REQUIREMENT: Copy each line of the entries that contains the word "property".
## Start PROVIDED DATA
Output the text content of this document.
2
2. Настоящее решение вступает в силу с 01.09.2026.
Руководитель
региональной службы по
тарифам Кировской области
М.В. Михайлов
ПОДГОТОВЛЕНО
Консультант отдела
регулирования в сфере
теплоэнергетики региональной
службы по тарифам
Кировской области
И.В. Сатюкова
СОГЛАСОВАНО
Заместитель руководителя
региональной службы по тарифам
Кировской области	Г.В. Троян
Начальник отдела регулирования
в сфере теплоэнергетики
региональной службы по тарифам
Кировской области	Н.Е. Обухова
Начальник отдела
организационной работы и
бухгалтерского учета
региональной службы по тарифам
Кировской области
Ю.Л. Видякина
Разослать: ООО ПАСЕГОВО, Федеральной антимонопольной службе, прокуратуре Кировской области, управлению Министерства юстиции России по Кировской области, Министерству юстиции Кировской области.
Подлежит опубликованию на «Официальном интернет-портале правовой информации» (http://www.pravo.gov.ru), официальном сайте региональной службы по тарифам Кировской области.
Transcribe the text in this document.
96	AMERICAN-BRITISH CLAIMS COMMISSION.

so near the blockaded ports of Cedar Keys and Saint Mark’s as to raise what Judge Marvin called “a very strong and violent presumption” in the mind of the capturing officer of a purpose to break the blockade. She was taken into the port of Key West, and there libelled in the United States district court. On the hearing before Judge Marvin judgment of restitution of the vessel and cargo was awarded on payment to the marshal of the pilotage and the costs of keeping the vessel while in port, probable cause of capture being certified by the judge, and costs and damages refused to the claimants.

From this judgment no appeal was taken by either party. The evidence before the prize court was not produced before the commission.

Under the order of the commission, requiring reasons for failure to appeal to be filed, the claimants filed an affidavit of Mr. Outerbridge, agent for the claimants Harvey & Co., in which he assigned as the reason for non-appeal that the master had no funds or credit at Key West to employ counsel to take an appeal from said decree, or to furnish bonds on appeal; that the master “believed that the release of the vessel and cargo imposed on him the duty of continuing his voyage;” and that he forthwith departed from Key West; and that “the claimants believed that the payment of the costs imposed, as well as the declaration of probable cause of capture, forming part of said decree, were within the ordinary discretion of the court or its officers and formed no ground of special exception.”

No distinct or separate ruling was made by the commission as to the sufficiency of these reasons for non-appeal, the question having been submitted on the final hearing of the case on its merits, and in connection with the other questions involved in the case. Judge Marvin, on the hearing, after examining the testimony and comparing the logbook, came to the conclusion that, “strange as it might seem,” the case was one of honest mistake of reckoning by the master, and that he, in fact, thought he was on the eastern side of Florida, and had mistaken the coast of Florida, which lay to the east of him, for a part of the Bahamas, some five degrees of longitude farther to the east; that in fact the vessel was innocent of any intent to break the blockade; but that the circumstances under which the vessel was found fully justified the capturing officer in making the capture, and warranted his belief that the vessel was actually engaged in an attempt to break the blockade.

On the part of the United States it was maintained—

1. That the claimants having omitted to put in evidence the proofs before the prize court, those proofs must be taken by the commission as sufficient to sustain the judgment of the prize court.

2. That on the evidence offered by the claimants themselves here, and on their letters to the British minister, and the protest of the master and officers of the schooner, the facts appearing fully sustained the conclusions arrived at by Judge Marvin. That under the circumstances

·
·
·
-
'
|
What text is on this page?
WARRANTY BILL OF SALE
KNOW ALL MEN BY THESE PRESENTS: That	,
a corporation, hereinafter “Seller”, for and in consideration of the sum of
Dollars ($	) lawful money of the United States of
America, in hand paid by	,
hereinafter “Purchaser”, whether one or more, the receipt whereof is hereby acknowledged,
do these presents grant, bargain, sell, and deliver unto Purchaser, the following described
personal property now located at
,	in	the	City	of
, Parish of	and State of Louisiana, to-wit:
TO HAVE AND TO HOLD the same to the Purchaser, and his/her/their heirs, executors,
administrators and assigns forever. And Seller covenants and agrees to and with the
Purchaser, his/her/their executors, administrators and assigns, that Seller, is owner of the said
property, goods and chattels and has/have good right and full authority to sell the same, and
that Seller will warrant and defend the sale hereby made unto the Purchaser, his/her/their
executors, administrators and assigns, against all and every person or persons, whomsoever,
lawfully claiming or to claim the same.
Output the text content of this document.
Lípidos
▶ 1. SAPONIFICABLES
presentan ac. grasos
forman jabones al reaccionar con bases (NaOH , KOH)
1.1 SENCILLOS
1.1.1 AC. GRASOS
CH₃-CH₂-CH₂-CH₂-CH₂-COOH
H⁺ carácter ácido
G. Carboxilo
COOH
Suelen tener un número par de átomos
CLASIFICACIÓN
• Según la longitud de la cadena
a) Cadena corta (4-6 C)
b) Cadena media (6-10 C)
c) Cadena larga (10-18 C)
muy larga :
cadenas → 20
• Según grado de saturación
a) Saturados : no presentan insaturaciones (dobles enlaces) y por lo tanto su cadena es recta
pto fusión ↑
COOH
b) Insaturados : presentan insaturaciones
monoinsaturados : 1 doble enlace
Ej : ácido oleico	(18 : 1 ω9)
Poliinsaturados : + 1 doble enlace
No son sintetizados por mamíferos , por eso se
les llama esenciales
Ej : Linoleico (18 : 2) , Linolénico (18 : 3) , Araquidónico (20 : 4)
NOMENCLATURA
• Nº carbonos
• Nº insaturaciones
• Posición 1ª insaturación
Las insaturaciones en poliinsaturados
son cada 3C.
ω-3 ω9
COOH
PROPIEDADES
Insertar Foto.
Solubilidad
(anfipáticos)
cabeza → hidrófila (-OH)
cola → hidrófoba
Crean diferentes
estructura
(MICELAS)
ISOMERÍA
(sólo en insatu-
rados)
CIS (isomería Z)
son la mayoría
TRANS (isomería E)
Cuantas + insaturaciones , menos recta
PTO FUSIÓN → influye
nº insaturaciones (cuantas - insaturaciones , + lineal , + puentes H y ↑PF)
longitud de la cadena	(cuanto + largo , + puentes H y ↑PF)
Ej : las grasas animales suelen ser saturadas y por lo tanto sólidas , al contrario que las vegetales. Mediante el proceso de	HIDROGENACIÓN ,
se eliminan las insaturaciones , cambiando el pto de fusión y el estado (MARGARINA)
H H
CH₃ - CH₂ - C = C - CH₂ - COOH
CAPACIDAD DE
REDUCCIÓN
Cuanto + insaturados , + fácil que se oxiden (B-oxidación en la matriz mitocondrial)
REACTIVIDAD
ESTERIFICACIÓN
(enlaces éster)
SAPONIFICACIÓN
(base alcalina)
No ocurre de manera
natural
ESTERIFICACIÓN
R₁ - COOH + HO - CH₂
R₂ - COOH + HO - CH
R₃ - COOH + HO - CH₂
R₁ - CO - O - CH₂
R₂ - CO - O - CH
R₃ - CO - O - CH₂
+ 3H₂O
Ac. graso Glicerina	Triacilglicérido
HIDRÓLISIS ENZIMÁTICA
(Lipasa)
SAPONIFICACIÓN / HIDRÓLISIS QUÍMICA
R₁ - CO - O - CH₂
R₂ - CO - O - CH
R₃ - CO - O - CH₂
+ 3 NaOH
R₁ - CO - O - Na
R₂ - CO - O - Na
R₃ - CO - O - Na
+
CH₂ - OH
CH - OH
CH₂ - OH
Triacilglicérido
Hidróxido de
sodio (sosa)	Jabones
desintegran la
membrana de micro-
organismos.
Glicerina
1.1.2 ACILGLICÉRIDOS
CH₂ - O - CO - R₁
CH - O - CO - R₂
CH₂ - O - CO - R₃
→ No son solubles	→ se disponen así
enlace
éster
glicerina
## End PROVIDED DATA
SOLUTION FOR THIS PROBLEM:
personal property now located at
property, goods and chattels and has/have good right and full authority to sell the same, and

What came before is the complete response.